● Text passage:
Originally published by the ECB working papers series No 2711, August 2022. The views expressed are those of the authors and do not necessarily reflect those of the ECB.
What is the impact of stress tests on bank stock prices? To answer this question we study the impact of the publication of the EU-wide stress tests in 2014, 2016, 2018, and 2021 on the first and second moment of equity returns. First, the effect of the disclosure of stress tests on (cumulative) excess/abnormal returns is studied through a one-factor market model. Second, both returns and volatility of bank stock prices changes upon the disclosure of stress tests are investigated through a structural GARCH model. Results suggest that the publication of stress tests provides new information to markets. Banks performing poorly in stress tests experience, on average, a reduction in returns and an increase in volatility, while the reverse holds true for banks performing well. Banks performing moderately have rather a small effect on both mean and variance process. These results indicate that the publication of stress tests improves price discrimination between ’good’ and ’bad’ banks, which can be interpreted as a certification role of the stress tests in the stock market.

● Parts of the exercise:
**1.** From the stress test abstract, print the passage from "Originally published by" to "of the ECB.".
**2.** List every year in which the stress test abstract says the EU-wide stress tests it studies were published.

● Stored rows:
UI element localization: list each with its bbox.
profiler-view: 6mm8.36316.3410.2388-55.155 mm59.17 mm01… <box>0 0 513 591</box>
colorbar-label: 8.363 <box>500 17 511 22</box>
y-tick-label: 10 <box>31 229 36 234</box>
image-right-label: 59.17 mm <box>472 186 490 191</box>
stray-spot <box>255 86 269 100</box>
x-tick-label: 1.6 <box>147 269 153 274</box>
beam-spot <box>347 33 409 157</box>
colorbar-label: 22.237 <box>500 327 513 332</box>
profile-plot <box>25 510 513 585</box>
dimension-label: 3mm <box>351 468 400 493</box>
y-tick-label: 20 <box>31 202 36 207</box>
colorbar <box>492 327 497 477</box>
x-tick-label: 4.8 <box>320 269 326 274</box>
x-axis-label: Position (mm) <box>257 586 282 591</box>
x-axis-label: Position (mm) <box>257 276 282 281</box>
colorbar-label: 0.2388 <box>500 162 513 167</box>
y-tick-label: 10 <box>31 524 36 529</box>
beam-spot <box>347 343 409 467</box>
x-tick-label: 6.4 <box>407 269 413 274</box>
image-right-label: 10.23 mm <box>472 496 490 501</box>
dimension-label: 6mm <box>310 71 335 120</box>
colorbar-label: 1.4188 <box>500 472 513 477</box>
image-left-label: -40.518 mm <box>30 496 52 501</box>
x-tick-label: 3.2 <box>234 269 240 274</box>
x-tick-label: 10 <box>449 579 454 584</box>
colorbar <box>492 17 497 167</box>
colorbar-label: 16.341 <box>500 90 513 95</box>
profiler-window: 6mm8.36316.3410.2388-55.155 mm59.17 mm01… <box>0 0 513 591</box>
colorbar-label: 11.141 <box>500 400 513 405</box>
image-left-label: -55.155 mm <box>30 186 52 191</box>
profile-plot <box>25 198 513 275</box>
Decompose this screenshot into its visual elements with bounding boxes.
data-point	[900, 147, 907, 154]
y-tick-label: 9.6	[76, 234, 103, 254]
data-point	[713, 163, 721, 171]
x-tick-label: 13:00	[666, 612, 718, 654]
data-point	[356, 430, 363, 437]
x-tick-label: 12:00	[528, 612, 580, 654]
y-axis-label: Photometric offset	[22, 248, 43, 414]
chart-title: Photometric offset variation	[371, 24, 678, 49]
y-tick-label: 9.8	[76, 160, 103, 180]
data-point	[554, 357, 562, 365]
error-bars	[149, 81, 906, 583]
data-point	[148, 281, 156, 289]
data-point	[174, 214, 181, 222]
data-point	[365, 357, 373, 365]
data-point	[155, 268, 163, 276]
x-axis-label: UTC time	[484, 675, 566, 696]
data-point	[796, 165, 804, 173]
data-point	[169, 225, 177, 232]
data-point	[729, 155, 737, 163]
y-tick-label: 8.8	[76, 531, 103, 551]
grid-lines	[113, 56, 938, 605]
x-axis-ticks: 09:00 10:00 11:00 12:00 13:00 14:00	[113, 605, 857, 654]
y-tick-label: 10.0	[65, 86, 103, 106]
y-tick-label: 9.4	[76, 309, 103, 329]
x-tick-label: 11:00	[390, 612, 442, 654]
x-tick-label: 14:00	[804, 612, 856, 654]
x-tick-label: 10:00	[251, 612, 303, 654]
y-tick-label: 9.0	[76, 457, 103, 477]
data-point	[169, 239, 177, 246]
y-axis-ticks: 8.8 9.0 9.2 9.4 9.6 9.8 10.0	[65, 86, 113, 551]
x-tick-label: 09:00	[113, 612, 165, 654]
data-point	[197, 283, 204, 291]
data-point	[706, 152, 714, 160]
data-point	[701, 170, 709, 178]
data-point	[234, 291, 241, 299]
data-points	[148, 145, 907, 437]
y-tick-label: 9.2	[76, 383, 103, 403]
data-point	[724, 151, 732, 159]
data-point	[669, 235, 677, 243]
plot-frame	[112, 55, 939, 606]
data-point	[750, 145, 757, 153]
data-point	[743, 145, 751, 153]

● In response:
**1.**
Originally published by the ECB working papers series No 2711, August 2022. The views expressed are those of the authors and do not necessarily reflect those of the ECB.

**2.** 2014, 2016, 2018, 2021